*Exercise instructions*
Lines where the string "into" appears are to be copied from the entries below.
Data for processing START
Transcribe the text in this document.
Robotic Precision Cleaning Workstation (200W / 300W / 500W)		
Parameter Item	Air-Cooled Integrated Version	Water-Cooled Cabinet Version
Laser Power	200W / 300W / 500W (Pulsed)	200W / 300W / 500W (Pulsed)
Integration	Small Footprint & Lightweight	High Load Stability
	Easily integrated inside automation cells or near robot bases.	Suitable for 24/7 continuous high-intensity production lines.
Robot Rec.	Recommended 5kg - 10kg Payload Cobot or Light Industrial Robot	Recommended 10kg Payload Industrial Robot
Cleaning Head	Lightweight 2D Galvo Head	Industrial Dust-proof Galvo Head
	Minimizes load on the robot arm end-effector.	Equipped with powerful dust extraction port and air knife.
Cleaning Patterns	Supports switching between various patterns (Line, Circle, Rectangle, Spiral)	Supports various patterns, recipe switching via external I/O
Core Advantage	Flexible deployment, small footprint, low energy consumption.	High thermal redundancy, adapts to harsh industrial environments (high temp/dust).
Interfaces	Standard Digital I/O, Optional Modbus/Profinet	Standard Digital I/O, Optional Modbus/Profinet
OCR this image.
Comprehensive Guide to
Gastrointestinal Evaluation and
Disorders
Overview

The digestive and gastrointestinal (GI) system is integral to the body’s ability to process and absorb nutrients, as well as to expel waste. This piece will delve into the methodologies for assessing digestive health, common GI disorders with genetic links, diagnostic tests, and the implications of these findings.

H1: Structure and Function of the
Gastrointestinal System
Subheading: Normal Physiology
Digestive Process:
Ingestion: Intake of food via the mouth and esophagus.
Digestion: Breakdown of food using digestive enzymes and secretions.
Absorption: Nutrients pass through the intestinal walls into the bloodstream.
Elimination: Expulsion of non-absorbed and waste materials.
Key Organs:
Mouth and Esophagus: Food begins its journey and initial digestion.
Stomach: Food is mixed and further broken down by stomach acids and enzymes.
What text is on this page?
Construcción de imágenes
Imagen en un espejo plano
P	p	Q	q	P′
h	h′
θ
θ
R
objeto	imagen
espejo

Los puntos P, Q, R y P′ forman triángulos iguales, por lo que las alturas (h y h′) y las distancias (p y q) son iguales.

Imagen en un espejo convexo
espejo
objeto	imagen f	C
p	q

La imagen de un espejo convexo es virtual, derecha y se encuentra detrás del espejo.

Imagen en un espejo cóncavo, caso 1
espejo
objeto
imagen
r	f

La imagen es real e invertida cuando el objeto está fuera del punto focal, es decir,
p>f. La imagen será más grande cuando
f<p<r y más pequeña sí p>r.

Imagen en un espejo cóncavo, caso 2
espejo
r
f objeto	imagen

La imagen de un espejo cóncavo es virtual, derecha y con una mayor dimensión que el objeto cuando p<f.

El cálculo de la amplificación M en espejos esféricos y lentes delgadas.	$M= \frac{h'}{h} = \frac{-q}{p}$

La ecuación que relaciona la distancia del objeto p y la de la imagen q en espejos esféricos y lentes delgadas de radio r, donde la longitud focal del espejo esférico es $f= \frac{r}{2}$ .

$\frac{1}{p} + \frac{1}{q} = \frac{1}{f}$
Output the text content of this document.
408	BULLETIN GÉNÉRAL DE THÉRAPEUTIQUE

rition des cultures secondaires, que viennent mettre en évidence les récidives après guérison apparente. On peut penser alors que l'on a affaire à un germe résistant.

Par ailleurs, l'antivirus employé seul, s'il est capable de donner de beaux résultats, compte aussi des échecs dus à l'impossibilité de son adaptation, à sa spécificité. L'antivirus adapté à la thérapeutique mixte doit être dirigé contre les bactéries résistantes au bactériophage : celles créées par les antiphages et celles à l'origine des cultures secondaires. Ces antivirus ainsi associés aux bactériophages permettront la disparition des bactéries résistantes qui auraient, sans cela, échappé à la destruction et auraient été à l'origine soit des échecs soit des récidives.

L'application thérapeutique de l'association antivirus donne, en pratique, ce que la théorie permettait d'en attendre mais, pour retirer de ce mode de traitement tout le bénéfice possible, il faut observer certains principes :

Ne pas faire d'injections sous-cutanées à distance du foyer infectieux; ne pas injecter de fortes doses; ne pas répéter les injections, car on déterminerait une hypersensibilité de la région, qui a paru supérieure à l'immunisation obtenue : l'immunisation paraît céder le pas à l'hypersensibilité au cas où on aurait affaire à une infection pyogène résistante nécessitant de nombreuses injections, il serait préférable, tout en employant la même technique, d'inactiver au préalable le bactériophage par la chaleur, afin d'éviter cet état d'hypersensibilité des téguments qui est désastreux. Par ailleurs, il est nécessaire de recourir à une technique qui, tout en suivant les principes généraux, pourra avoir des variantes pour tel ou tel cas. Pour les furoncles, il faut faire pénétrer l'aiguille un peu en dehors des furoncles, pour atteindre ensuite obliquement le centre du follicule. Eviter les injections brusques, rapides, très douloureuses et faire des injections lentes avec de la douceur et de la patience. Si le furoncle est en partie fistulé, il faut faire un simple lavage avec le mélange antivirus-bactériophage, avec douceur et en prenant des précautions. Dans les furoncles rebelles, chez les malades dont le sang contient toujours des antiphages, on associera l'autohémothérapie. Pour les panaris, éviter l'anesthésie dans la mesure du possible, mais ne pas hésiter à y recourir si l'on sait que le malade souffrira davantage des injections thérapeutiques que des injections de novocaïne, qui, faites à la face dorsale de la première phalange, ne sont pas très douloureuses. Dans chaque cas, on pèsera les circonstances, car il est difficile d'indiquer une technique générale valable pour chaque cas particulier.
Data for processing END
*Response area*
The digestive and gastrointestinal (GI) system is integral to the body’s ability to process and absorb nutrients, as well as to expel waste. This piece will delve into the methodologies for assessing digestive health, common GI disorders with genetic links, diagnostic tests, and the implications of these findings.
Absorption: Nutrients pass through the intestinal walls into the bloodstream.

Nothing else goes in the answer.